Find the string "故本题选" in the records. Copy every line it appears in.

§ RECORDS TO USE:
---
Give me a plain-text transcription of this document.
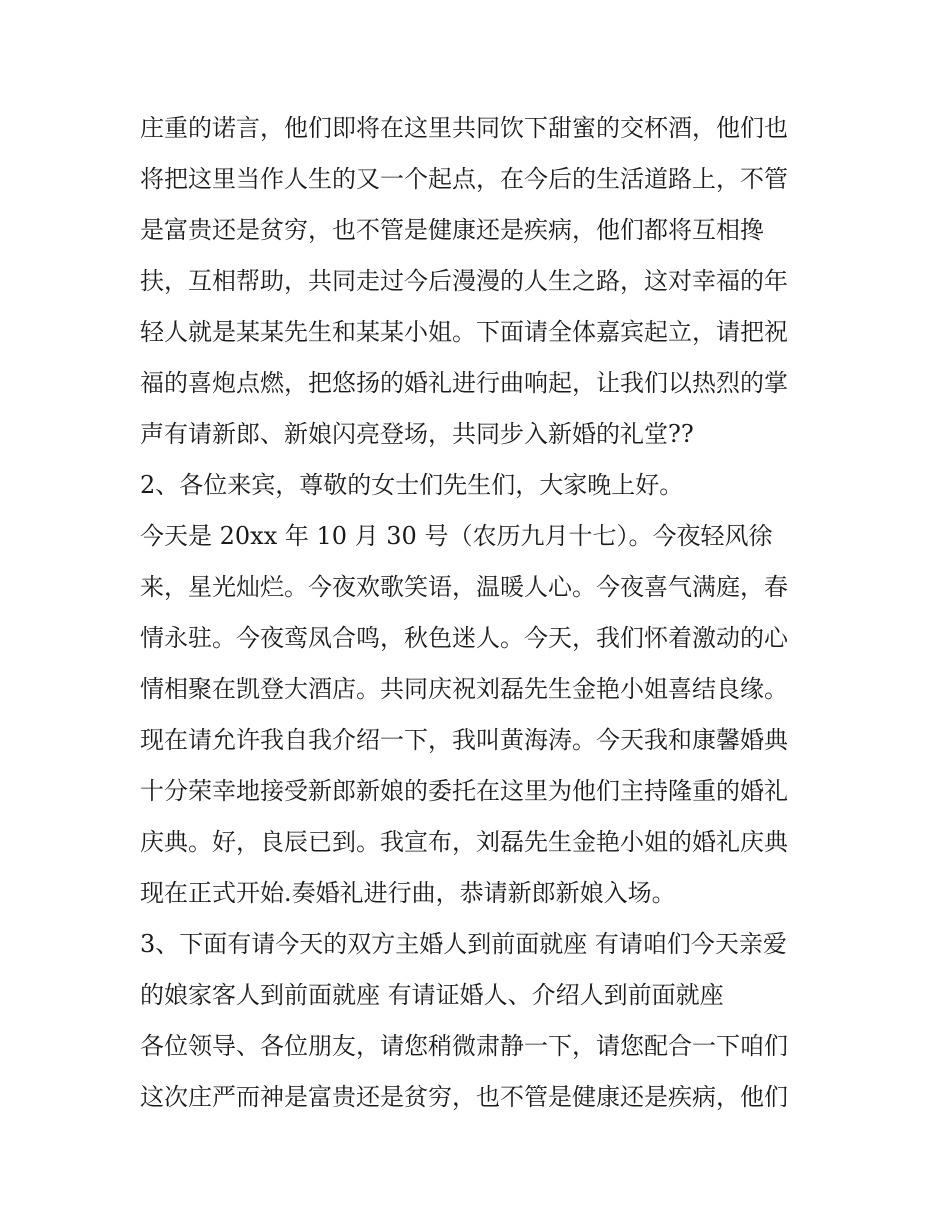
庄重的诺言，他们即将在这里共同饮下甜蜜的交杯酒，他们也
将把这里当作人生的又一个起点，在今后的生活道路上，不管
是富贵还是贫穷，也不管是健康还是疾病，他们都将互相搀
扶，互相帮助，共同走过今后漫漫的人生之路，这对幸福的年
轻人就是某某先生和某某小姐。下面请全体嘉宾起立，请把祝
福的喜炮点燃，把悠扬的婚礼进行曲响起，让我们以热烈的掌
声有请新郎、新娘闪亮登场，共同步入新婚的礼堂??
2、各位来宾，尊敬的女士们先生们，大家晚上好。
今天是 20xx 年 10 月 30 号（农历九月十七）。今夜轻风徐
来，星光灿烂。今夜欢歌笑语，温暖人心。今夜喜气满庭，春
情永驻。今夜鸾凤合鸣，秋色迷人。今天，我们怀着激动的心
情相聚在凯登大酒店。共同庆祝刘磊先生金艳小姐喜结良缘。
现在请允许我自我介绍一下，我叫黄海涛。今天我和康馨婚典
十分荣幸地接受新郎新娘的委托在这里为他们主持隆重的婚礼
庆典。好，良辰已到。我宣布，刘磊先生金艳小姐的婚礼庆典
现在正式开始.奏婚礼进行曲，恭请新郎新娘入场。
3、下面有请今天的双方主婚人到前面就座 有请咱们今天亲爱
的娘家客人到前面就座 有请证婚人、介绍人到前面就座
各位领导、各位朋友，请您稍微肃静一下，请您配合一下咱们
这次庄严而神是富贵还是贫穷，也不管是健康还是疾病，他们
---
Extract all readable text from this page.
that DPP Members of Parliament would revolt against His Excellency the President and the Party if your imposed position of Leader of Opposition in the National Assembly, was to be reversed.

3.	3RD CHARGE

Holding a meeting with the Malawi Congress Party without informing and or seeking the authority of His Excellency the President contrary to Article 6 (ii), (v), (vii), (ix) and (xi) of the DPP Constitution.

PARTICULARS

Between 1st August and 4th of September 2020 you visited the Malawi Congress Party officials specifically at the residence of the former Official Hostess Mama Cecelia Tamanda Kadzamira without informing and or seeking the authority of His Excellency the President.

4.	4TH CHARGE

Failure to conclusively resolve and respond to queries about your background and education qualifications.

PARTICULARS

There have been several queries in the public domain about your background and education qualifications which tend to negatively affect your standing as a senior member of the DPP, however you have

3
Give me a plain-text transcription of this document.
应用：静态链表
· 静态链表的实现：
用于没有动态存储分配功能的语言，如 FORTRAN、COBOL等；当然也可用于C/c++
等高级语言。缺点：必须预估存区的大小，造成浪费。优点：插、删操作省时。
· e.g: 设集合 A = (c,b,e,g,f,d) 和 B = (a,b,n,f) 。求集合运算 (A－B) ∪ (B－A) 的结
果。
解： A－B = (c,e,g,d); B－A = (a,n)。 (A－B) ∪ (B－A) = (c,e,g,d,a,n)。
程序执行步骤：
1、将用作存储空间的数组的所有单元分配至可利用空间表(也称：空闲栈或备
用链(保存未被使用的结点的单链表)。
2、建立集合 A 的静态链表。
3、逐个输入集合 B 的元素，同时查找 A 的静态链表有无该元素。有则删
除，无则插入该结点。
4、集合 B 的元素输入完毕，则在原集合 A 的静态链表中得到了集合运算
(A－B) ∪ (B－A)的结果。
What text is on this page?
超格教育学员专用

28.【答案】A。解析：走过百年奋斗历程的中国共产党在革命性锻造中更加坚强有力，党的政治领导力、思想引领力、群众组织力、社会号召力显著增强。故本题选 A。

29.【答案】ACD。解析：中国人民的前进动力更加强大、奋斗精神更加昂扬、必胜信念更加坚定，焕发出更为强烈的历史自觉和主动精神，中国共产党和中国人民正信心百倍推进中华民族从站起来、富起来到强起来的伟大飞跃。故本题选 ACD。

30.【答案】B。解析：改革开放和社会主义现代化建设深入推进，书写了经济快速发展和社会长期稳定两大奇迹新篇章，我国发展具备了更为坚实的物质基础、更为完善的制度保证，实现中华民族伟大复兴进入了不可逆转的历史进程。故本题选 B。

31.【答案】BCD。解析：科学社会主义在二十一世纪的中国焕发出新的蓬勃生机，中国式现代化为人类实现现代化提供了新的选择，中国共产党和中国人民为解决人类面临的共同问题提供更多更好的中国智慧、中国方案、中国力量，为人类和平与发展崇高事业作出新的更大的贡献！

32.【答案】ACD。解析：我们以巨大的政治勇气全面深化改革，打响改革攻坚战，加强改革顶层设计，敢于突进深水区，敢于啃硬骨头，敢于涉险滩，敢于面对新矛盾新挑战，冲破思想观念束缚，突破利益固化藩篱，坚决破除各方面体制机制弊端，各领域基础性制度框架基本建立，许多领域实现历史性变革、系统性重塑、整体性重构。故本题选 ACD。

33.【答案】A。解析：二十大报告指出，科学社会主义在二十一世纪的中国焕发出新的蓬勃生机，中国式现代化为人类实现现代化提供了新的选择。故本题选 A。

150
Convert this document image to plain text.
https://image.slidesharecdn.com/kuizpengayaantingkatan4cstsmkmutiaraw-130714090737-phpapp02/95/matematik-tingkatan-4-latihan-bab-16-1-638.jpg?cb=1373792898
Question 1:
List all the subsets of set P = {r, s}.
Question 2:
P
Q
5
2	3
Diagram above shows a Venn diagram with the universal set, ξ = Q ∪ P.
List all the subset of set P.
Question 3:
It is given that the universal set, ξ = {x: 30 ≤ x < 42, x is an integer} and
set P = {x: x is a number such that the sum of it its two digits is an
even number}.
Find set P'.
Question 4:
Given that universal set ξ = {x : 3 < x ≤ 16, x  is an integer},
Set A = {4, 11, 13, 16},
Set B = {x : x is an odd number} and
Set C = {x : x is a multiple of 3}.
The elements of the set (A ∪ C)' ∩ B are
---
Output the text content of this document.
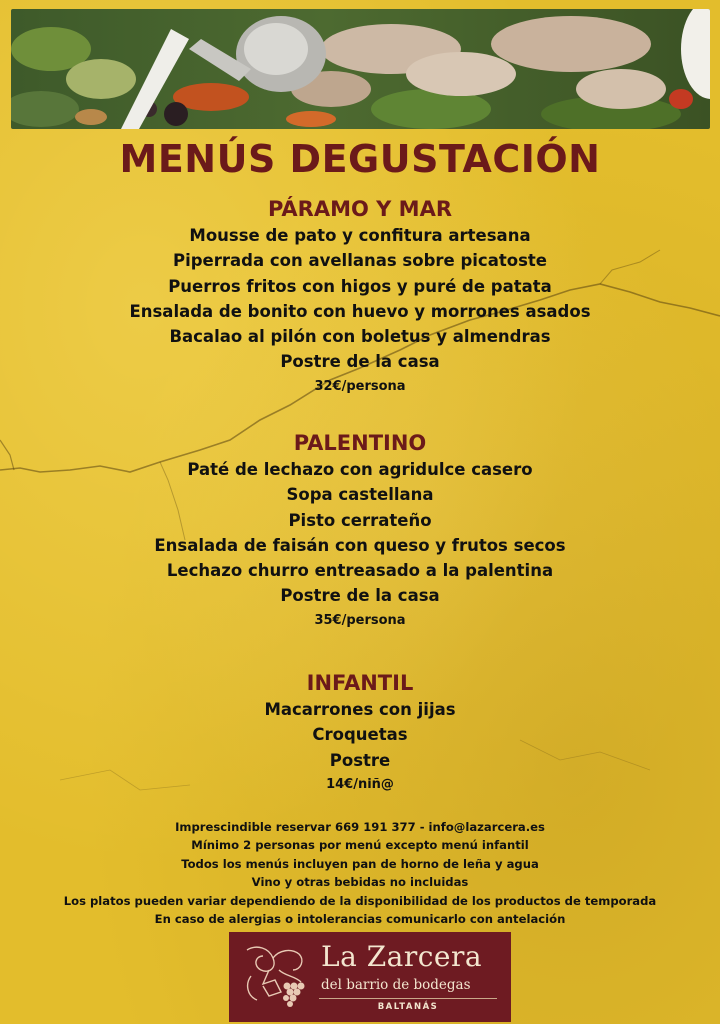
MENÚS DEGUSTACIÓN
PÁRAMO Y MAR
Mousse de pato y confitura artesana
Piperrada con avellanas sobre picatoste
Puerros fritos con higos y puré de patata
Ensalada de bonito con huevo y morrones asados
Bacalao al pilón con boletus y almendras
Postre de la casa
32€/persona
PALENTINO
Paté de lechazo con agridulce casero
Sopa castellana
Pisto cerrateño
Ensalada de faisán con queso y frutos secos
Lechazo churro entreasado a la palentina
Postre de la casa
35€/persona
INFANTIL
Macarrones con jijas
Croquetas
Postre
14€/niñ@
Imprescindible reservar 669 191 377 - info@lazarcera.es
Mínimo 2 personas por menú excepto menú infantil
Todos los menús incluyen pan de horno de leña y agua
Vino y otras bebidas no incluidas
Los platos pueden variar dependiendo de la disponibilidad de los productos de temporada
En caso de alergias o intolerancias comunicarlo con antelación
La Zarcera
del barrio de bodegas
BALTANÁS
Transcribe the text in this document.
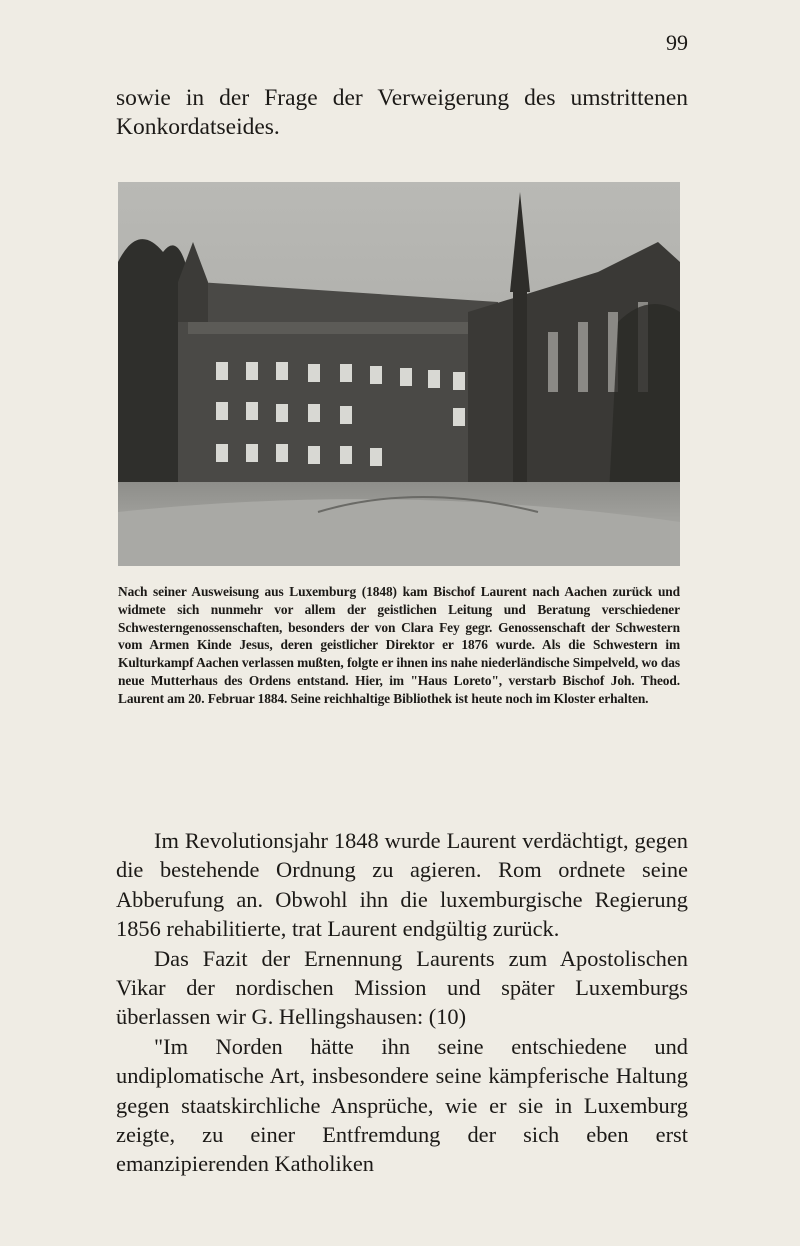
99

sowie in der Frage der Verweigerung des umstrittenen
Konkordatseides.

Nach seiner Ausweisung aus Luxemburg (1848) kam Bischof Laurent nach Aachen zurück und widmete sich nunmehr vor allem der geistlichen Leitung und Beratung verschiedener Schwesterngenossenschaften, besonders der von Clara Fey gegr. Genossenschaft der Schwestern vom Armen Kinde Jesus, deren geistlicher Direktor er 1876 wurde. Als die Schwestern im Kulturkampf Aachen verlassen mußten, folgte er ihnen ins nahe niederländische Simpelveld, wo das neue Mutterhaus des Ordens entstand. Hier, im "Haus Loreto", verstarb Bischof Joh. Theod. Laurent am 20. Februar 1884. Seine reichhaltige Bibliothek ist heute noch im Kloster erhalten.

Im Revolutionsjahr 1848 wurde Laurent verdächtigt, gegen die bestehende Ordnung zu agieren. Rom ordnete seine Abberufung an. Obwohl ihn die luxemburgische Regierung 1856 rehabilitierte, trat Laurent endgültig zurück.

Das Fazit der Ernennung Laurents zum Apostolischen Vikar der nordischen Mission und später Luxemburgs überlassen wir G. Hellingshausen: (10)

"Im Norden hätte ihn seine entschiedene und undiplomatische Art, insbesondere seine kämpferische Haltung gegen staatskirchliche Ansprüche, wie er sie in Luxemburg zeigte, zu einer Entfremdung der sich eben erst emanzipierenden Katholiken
---
§ ANSWER TO THE PROBLEM:
28.【答案】A。解析：走过百年奋斗历程的中国共产党在革命性锻造中更加坚强有力，党的政治领导力、思想引领力、群众组织力、社会号召力显著增强。故本题选 A。
29.【答案】ACD。解析：中国人民的前进动力更加强大、奋斗精神更加昂扬、必胜信念更加坚定，焕发出更为强烈的历史自觉和主动精神，中国共产党和中国人民正信心百倍推进中华民族从站起来、富起来到强起来的伟大飞跃。故本题选 ACD。
30.【答案】B。解析：改革开放和社会主义现代化建设深入推进，书写了经济快速发展和社会长期稳定两大奇迹新篇章，我国发展具备了更为坚实的物质基础、更为完善的制度保证，实现中华民族伟大复兴进入了不可逆转的历史进程。故本题选 B。
32.【答案】ACD。解析：我们以巨大的政治勇气全面深化改革，打响改革攻坚战，加强改革顶层设计，敢于突进深水区，敢于啃硬骨头，敢于涉险滩，敢于面对新矛盾新挑战，冲破思想观念束缚，突破利益固化藩篱，坚决破除各方面体制机制弊端，各领域基础性制度框架基本建立，许多领域实现历史性变革、系统性重塑、整体性重构。故本题选 ACD。
33.【答案】A。解析：二十大报告指出，科学社会主义在二十一世纪的中国焕发出新的蓬勃生机，中国式现代化为人类实现现代化提供了新的选择。故本题选 A。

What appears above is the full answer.